Required work
Every line that holds "this" should be shown.

Data lines
════════

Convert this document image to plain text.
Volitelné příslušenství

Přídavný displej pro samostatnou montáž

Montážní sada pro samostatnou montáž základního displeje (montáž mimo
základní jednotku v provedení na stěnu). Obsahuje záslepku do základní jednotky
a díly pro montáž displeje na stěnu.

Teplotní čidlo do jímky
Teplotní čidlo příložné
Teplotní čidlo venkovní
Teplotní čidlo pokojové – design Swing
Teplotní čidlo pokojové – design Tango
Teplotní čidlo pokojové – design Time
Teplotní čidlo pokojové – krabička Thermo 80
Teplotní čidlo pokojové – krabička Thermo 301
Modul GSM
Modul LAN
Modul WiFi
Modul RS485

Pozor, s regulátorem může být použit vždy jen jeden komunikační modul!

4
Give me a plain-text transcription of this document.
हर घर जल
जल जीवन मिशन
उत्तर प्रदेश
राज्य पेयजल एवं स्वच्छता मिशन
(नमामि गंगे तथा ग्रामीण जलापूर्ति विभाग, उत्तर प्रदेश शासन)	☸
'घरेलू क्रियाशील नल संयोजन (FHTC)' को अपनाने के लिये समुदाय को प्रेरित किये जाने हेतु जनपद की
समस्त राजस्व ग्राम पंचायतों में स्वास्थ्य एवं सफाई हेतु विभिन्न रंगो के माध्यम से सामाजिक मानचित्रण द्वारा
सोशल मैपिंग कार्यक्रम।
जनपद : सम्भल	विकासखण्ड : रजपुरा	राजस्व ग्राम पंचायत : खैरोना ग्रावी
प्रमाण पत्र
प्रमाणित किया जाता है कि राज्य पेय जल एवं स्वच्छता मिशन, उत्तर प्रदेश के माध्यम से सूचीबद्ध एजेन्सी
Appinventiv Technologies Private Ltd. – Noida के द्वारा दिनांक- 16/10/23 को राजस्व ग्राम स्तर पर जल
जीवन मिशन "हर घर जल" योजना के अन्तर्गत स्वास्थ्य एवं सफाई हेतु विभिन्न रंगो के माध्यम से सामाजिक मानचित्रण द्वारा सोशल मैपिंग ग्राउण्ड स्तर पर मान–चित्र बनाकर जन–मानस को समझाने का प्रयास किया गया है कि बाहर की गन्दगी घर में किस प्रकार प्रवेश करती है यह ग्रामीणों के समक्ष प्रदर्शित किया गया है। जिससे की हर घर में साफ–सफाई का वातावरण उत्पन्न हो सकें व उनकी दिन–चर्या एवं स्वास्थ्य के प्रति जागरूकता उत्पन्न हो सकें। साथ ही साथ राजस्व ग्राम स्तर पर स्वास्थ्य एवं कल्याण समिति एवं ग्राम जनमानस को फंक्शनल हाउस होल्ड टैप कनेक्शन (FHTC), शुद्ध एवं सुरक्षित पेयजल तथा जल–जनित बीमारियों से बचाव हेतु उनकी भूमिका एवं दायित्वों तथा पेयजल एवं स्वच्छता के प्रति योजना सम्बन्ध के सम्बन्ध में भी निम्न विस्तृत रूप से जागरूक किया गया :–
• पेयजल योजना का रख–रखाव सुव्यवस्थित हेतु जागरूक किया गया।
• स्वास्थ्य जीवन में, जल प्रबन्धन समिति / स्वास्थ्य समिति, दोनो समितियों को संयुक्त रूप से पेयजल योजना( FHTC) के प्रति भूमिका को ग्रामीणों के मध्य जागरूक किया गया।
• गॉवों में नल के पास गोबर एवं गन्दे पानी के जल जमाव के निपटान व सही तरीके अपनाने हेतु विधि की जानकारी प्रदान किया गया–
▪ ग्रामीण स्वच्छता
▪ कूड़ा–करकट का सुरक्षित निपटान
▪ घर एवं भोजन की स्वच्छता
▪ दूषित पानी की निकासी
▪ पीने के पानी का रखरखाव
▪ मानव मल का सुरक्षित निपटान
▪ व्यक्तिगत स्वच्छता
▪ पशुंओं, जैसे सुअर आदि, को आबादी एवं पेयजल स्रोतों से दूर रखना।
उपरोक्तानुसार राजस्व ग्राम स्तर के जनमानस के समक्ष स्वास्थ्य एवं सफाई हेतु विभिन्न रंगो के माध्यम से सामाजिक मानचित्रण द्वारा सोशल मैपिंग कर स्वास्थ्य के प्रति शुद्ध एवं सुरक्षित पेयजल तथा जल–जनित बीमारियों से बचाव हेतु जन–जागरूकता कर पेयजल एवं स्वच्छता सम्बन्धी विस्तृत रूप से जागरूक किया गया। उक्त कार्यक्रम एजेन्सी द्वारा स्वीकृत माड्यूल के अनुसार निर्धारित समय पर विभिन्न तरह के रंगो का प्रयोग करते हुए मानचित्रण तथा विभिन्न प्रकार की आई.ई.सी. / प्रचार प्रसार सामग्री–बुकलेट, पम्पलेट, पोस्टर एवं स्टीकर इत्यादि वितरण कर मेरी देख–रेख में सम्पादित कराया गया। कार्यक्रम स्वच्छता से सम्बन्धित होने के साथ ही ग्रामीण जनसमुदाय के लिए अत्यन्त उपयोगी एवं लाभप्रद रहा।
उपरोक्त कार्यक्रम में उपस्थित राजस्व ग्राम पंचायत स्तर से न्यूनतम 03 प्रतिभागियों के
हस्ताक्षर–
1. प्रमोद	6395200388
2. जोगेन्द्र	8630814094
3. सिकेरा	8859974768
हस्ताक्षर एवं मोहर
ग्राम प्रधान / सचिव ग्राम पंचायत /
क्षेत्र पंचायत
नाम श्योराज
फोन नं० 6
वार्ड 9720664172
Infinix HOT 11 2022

════════

Finished task
Convert this document image to plain text.
Give me a plain-text transcription of this document.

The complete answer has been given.